TASK TO COMPLETE:
Reproduce, word for word, the stretch of the Treasure Island review below from "It's curious to" through "a complete vision.".

There's nothing wrong with an escapist yarn, but a good one keeps you riveted with twists and turns, alternating verisimilitude and the unlikely. It's not as if it's a problem of period, either, since The Three Musketeers is one of the most rollicking and engrossing adventure stories ever written.

One must take into consideration the fact that Treasure Island is one of those genre-defining works which has been rehashed and plundered by a thousand authors since, until it is ingrained in our culture as The representation of piratical life. Like Neuromancer, many of the tropes and plot points might seem unoriginal, but that's only because they have been copied so frequently that we are no longer capable of recognizing their origin.

Yet, this isn't the case for all genre-defining works. The Virginian still stands out when compared with any other Western and The Moonstone remains unique despite all the Mysteries that have dutifully followed it. The difference is the author's verve and style, because even if later authors can copy his ideas, copying his style will prove beyond their skill. An author who is good enough to recreate another author's style already has a unique voice of their own.

It's curious to compare this with Poe's sole outing in the novel, The Narrative of Arthur Gordon Pym of Nantucket, which has the voice and unpredictability Treasure Island lacks, but doesn't provide the same lilting tone or straightforward plot, leaving each as interesting artifacts in the genre, even if neither can claim to be a complete vision.

But then, it is often incomplete visions that provide the greatest inspiration, since they illuminate flaws and pitfalls, providing an outline for later authors and a caution of what should be avoided. Few people have come away from a book they couldn't possibly outdo feeling inspired to create, whereas reading a flawed but entertaining book can be the perfect jolt to a prospective author. But then, a book that inspires other authors to write could hardly help being the influential anchor from which the rest of a genre depends, so such flaws end up serving a purpose, if inadvertently.

What drew me to this book, more than anything, is my desire to understand the unique literary mind of Mervyn Peake, one of the most powerful authors in the English language. Peake often invoked this as a favorite book, and produced a powerful series of illustrations for it. In these illustratios, one begins to see what Peake took away from Stevenson, as an author.

While this is, to some degree, a story about simple characters, particularly the narrator, it is also a very dark tale, particularly for a children's classic. The death and deceit of the tale come out in Peake's drawings, as does the grotequerie.

RECORDS:
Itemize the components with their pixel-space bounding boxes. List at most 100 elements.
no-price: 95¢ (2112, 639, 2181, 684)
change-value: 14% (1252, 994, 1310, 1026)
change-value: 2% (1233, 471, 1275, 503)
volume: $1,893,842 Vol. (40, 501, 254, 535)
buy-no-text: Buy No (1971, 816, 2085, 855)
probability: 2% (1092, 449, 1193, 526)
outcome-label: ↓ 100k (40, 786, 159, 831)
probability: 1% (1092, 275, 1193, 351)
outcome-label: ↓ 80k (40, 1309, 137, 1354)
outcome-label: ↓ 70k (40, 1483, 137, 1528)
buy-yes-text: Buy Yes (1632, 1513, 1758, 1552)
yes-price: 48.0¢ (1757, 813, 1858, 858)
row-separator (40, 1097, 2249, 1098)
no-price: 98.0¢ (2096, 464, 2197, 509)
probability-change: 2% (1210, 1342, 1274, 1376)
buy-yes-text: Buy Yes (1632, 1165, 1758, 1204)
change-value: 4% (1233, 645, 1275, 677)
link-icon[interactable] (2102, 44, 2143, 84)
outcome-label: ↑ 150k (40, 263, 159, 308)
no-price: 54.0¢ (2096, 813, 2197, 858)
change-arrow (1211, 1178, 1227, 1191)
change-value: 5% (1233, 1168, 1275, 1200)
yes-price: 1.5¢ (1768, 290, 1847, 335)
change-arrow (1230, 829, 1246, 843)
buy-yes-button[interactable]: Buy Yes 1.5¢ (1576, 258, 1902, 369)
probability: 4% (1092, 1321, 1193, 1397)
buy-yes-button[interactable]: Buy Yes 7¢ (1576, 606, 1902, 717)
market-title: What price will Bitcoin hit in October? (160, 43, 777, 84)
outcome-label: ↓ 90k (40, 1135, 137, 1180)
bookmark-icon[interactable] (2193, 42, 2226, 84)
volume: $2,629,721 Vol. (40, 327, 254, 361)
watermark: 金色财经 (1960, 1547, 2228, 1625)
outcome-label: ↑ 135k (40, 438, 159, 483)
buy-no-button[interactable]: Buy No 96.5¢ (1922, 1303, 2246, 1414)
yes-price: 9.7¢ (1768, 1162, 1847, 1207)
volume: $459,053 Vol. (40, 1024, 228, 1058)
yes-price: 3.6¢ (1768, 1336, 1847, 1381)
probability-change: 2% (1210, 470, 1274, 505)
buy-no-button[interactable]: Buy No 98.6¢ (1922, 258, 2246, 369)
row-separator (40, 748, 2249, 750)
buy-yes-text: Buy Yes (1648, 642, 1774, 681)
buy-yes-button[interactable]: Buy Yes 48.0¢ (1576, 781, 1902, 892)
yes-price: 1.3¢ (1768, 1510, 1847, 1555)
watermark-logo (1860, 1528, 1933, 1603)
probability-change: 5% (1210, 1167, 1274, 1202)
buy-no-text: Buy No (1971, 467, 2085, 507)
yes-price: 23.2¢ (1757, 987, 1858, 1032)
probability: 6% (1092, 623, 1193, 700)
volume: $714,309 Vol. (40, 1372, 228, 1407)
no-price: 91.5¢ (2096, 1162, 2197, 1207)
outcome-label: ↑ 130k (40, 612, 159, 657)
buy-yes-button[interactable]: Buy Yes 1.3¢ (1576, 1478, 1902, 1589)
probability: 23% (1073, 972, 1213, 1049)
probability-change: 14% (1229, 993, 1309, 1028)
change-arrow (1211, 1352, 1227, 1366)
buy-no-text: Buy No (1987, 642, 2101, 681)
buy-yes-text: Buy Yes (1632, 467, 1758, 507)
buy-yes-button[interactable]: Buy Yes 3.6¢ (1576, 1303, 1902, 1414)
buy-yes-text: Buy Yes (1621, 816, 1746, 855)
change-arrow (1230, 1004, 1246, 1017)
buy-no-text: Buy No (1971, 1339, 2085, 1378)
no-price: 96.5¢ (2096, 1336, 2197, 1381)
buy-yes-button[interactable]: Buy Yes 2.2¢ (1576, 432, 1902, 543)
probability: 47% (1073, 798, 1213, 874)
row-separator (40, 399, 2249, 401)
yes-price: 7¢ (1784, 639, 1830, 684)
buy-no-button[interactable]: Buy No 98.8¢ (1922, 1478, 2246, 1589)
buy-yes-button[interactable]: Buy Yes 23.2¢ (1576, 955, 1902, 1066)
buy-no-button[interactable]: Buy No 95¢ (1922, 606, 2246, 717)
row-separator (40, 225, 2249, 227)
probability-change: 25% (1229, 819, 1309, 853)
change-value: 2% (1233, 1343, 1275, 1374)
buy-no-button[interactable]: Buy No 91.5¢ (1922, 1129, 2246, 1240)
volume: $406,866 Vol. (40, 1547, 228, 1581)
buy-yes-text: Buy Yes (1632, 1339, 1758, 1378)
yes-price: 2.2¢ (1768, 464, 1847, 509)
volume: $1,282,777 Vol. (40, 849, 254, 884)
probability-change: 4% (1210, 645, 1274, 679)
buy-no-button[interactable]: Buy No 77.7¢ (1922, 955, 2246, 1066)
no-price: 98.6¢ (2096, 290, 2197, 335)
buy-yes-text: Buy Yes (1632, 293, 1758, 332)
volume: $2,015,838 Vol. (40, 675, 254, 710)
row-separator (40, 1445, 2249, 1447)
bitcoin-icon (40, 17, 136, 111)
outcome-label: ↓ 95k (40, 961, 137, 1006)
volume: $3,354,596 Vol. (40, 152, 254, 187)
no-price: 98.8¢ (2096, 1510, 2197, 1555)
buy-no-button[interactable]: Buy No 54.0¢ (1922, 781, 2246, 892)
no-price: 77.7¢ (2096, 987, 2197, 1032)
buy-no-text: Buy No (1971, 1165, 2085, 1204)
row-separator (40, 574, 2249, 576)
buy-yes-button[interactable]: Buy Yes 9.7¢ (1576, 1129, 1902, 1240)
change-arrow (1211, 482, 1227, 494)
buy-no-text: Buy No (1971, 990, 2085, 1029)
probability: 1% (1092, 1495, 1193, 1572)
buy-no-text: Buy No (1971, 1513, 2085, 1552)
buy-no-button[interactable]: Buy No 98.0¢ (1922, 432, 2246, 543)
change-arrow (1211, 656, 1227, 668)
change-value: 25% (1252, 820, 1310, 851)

---

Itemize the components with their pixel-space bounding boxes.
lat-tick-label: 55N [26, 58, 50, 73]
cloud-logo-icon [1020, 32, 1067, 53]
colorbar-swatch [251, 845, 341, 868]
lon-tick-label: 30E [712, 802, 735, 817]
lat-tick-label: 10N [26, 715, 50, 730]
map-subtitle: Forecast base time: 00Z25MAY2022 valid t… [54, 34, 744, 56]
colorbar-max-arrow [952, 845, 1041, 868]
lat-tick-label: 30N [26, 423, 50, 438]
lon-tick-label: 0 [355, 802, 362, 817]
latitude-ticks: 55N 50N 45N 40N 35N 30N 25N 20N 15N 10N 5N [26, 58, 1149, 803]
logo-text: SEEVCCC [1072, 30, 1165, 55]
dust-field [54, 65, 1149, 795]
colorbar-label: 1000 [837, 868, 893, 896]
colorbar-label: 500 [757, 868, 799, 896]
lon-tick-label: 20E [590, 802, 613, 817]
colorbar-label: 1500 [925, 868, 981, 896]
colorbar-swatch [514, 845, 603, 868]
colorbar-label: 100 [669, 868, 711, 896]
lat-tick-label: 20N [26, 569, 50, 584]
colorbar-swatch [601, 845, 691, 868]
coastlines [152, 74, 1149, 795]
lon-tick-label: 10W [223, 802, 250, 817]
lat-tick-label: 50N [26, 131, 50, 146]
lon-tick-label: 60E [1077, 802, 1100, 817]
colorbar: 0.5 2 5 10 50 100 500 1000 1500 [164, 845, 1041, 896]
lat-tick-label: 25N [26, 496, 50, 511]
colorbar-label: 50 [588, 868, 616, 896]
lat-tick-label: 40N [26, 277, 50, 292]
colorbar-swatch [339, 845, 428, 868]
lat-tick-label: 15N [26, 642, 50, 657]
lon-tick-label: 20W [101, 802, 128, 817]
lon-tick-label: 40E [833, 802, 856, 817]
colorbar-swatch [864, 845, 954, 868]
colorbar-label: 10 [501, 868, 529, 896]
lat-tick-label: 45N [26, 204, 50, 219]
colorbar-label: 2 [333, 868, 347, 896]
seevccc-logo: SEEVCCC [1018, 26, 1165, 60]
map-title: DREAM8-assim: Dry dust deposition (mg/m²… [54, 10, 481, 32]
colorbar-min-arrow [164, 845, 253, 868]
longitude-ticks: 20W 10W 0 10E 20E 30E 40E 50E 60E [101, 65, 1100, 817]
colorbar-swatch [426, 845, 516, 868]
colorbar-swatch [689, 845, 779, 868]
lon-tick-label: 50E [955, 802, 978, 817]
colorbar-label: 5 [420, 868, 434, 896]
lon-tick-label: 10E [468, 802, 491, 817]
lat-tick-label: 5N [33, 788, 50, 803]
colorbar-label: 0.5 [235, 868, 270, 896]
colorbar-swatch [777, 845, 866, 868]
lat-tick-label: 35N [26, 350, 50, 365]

--

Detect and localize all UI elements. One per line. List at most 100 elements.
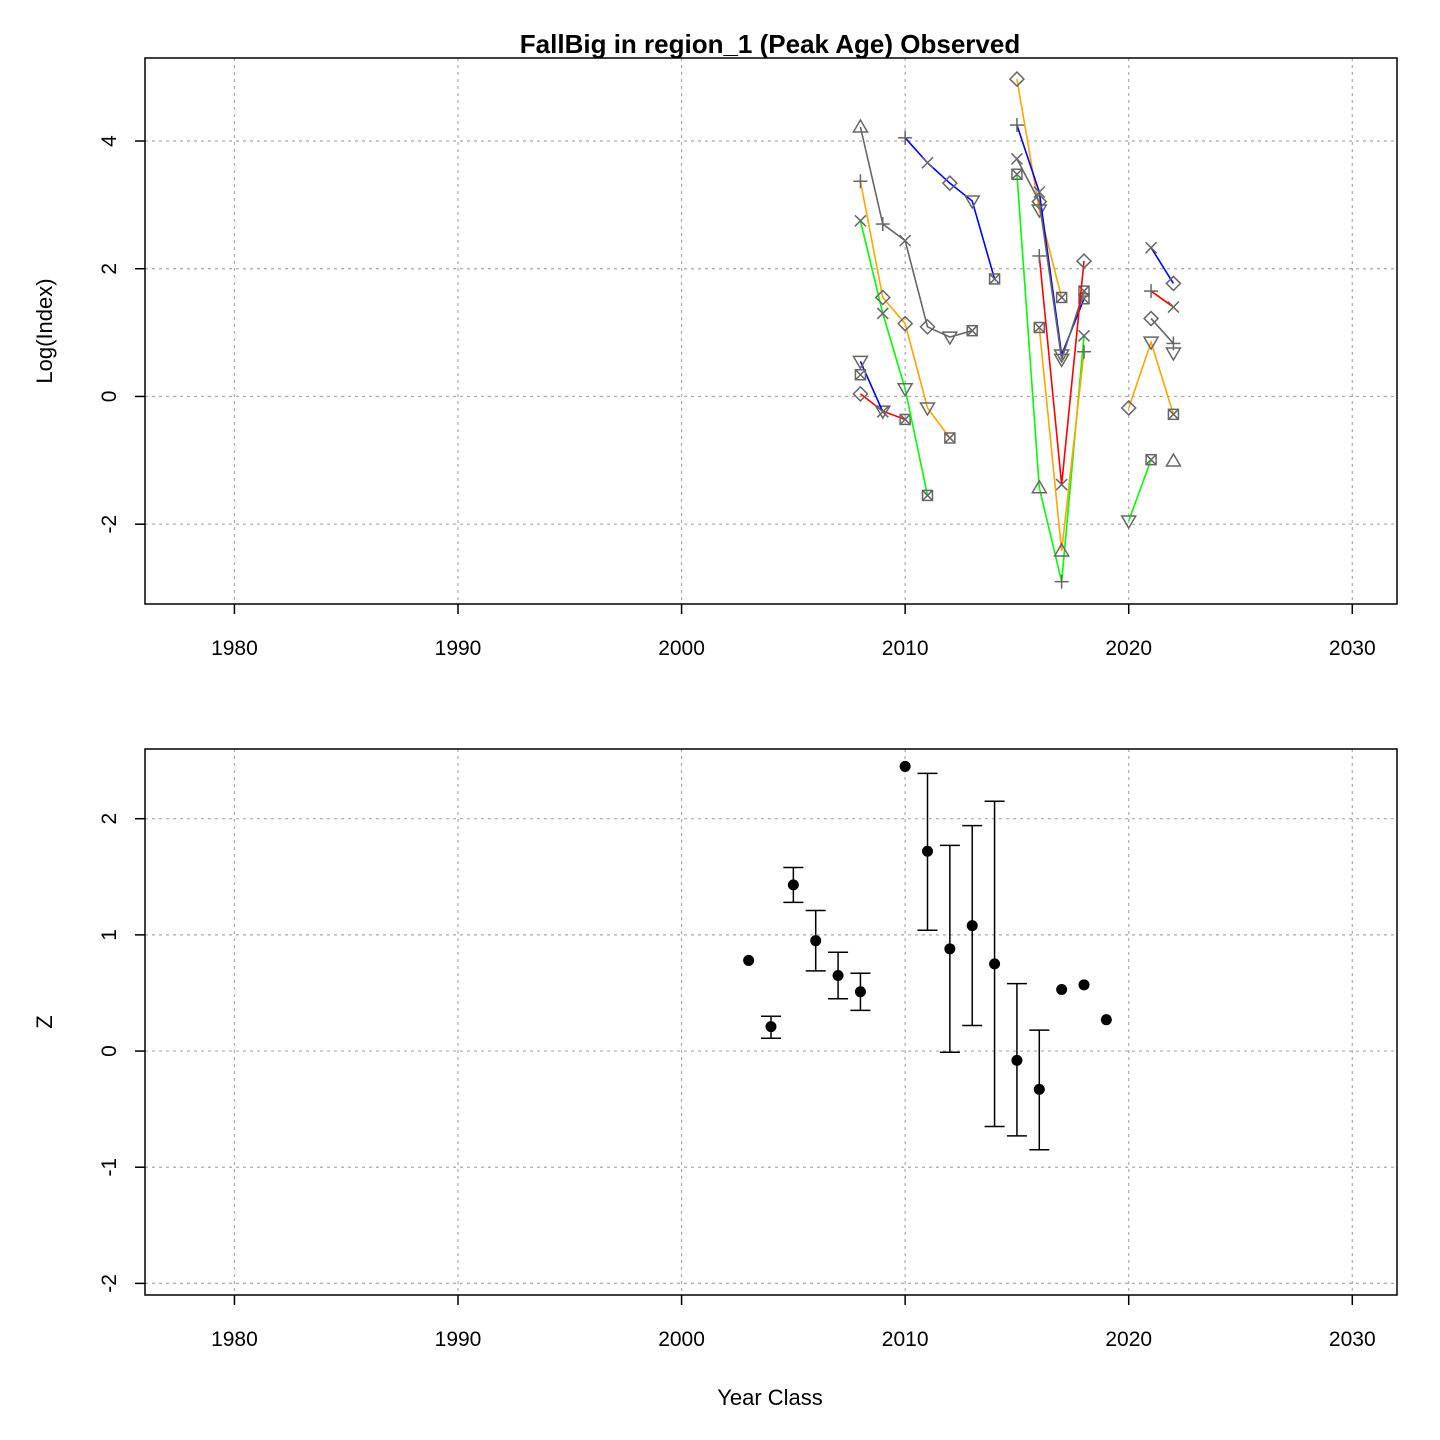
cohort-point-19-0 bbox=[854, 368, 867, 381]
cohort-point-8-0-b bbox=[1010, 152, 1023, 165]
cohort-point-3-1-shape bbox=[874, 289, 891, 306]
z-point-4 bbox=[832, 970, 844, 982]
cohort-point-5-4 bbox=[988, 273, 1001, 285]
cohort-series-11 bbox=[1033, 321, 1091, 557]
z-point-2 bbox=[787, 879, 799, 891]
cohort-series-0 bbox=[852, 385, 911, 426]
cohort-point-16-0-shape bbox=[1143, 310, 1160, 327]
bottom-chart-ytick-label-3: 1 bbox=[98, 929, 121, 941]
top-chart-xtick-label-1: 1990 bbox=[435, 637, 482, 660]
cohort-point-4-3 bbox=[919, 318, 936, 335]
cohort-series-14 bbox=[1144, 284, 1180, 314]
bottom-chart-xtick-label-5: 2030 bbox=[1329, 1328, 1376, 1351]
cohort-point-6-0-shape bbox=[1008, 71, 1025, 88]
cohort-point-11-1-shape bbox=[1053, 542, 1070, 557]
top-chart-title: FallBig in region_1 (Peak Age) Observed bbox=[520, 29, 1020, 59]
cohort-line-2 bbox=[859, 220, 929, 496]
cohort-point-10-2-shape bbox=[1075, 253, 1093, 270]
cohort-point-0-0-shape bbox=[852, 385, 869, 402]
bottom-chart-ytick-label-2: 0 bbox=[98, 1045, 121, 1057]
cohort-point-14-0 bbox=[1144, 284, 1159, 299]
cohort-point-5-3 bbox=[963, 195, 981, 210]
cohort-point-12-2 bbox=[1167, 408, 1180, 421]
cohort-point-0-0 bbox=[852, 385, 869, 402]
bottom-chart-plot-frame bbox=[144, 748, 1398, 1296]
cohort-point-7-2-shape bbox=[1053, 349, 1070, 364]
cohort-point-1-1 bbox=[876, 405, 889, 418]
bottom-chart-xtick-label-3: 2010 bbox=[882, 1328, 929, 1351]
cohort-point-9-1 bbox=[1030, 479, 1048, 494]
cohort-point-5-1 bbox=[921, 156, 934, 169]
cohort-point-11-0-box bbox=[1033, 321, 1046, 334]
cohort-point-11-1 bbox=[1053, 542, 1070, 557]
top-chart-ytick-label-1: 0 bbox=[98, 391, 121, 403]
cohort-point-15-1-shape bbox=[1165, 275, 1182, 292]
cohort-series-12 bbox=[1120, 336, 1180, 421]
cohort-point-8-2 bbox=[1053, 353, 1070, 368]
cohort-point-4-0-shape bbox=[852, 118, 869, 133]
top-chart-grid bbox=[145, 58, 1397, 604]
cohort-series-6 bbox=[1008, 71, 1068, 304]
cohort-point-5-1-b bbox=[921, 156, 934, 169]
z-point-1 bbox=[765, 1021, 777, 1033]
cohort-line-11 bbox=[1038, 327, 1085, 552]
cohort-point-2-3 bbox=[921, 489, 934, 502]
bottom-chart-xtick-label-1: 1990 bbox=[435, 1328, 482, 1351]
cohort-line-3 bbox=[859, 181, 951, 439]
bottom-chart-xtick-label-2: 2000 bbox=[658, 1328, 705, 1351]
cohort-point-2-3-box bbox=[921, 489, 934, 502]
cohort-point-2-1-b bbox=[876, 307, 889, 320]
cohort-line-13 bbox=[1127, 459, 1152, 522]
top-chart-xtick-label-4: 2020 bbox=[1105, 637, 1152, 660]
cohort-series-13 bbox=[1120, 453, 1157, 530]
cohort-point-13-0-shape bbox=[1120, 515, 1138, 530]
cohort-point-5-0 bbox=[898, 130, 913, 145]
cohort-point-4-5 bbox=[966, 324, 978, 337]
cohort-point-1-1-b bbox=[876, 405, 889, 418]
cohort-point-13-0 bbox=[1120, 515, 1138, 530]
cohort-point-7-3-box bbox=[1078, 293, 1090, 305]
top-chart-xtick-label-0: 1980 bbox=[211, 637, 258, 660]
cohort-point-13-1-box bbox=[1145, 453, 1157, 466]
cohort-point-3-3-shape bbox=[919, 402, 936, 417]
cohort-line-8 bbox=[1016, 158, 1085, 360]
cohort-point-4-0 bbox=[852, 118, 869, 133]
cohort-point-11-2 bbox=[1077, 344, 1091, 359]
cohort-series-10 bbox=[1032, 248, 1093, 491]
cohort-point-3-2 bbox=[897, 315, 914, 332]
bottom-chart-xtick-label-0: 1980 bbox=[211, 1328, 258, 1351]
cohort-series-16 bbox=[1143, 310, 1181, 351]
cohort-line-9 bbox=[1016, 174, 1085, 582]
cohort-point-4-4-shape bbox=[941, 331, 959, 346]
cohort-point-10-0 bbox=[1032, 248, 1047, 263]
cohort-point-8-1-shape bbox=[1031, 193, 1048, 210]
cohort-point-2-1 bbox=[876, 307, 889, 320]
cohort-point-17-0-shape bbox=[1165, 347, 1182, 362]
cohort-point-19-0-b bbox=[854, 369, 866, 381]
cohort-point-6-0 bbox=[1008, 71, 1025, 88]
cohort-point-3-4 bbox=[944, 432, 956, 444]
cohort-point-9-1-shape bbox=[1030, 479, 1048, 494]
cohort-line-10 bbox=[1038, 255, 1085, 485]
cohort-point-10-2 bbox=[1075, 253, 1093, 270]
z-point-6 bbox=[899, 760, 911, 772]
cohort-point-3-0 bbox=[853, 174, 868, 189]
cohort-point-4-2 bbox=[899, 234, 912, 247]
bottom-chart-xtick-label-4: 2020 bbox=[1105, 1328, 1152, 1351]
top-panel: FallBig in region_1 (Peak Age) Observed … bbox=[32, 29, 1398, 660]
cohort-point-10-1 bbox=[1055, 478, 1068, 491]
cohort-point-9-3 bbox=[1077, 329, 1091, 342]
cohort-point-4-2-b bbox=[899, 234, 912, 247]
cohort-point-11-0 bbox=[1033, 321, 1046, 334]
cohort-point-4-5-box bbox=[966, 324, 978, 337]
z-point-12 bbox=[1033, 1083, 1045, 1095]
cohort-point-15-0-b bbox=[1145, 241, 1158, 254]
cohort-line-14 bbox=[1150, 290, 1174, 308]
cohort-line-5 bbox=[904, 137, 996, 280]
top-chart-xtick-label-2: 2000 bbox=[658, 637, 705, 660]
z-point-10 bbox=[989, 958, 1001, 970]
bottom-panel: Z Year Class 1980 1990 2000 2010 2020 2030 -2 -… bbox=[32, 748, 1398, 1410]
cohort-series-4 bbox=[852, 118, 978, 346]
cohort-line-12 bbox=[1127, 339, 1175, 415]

RESPONSE TO THIS TASK:
It's curious to compare this with Poe's sole outing in the novel, The Narrative of Arthur Gordon Pym of Nantucket, which has the voice and unpredictability Treasure Island lacks, but doesn't provide the same lilting tone or straightforward plot, leaving each as interesting artifacts in the genre, even if neither can claim to be a complete vision.